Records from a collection
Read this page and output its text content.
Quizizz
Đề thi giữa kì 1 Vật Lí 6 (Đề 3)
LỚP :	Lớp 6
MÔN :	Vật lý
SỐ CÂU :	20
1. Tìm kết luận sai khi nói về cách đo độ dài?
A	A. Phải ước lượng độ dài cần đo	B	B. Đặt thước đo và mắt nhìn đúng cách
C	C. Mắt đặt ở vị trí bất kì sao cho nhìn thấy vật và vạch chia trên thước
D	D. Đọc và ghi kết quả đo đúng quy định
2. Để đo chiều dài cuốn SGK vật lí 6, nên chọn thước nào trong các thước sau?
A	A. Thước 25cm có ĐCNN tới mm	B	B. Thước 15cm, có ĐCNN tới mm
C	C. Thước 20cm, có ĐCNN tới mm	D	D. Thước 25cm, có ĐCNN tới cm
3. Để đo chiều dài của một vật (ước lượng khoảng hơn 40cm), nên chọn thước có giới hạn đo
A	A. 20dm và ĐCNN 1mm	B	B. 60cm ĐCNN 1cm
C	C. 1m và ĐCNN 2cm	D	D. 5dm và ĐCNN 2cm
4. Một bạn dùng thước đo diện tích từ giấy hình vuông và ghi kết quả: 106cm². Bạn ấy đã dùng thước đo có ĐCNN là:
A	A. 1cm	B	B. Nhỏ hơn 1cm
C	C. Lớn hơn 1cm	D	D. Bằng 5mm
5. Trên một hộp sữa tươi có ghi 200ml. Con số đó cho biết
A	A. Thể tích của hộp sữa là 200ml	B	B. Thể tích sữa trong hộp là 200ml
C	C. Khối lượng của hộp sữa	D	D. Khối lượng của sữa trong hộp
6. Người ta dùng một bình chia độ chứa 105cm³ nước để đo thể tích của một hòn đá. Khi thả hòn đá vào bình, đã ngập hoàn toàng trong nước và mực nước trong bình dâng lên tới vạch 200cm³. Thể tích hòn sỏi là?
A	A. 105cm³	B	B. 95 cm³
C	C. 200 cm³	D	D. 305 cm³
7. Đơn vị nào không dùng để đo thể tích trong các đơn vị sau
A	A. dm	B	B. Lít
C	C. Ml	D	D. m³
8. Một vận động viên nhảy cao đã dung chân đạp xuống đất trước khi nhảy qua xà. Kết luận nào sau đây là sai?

**Written exercise**
Extract each line from the listing above, please, and repeat it exactly.

**Output for this task**
Read this page and output its text content.
Quizizz
Đề thi giữa kì 1 Vật Lí 6 (Đề 3)
LỚP :	Lớp 6
MÔN :	Vật lý
SỐ CÂU :	20
1. Tìm kết luận sai khi nói về cách đo độ dài?
A	A. Phải ước lượng độ dài cần đo	B	B. Đặt thước đo và mắt nhìn đúng cách
C	C. Mắt đặt ở vị trí bất kì sao cho nhìn thấy vật và vạch chia trên thước
D	D. Đọc và ghi kết quả đo đúng quy định
2. Để đo chiều dài cuốn SGK vật lí 6, nên chọn thước nào trong các thước sau?
A	A. Thước 25cm có ĐCNN tới mm	B	B. Thước 15cm, có ĐCNN tới mm
C	C. Thước 20cm, có ĐCNN tới mm	D	D. Thước 25cm, có ĐCNN tới cm
3. Để đo chiều dài của một vật (ước lượng khoảng hơn 40cm), nên chọn thước có giới hạn đo
A	A. 20dm và ĐCNN 1mm	B	B. 60cm ĐCNN 1cm
C	C. 1m và ĐCNN 2cm	D	D. 5dm và ĐCNN 2cm
4. Một bạn dùng thước đo diện tích từ giấy hình vuông và ghi kết quả: 106cm². Bạn ấy đã dùng thước đo có ĐCNN là:
A	A. 1cm	B	B. Nhỏ hơn 1cm
C	C. Lớn hơn 1cm	D	D. Bằng 5mm
5. Trên một hộp sữa tươi có ghi 200ml. Con số đó cho biết
A	A. Thể tích của hộp sữa là 200ml	B	B. Thể tích sữa trong hộp là 200ml
C	C. Khối lượng của hộp sữa	D	D. Khối lượng của sữa trong hộp
6. Người ta dùng một bình chia độ chứa 105cm³ nước để đo thể tích của một hòn đá. Khi thả hòn đá vào bình, đã ngập hoàn toàng trong nước và mực nước trong bình dâng lên tới vạch 200cm³. Thể tích hòn sỏi là?
A	A. 105cm³	B	B. 95 cm³
C	C. 200 cm³	D	D. 305 cm³
7. Đơn vị nào không dùng để đo thể tích trong các đơn vị sau
A	A. dm	B	B. Lít
C	C. Ml	D	D. m³
8. Một vận động viên nhảy cao đã dung chân đạp xuống đất trước khi nhảy qua xà. Kết luận nào sau đây là sai?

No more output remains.